**EXERCISE DETAILS**
Search the data below for "Smile"; list each line that holds it.

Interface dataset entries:

= = = = = = =

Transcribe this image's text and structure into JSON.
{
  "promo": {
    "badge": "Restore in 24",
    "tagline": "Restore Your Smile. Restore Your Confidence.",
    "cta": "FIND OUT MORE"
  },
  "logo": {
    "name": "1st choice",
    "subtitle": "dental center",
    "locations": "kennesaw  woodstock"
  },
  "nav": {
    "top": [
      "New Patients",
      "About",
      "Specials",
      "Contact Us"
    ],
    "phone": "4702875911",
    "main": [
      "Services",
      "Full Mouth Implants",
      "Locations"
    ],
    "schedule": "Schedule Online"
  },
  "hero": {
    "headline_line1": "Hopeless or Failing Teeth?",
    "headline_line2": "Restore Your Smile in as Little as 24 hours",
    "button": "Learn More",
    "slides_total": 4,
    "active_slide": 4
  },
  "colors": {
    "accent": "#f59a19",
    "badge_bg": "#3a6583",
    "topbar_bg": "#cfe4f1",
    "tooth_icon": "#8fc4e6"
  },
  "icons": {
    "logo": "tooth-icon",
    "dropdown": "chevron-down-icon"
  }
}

= = = = = = =

**SOLUTION TO THIS EXERCISE**
    "tagline": "Restore Your Smile. Restore Your Confidence.",
    "headline_line2": "Restore Your Smile in as Little as 24 hours",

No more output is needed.